*Given problem:* Word for word, restate every line of the listing that follows.

>> start Dataset

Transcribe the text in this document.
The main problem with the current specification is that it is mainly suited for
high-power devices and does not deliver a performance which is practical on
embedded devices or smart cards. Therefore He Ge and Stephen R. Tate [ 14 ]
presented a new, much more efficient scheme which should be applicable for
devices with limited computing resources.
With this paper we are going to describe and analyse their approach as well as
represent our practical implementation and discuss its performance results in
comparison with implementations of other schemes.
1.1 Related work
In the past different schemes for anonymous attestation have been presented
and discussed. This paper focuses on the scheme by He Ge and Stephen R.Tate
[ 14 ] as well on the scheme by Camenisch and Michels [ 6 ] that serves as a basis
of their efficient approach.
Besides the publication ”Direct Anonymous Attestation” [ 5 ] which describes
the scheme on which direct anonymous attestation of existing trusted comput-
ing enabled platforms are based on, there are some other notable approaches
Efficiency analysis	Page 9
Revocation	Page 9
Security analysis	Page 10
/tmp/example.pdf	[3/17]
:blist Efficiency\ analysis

>> end Dataset

*Answer to this task:*
Transcribe the text in this document.
The main problem with the current specification is that it is mainly suited for
high-power devices and does not deliver a performance which is practical on
embedded devices or smart cards. Therefore He Ge and Stephen R. Tate [ 14 ]
presented a new, much more efficient scheme which should be applicable for
devices with limited computing resources.
With this paper we are going to describe and analyse their approach as well as
represent our practical implementation and discuss its performance results in
comparison with implementations of other schemes.
1.1 Related work
In the past different schemes for anonymous attestation have been presented
and discussed. This paper focuses on the scheme by He Ge and Stephen R.Tate
[ 14 ] as well on the scheme by Camenisch and Michels [ 6 ] that serves as a basis
of their efficient approach.
Besides the publication ”Direct Anonymous Attestation” [ 5 ] which describes
the scheme on which direct anonymous attestation of existing trusted comput-
ing enabled platforms are based on, there are some other notable approaches
Efficiency analysis	Page 9
Revocation	Page 9
Security analysis	Page 10
/tmp/example.pdf	[3/17]
:blist Efficiency\ analysis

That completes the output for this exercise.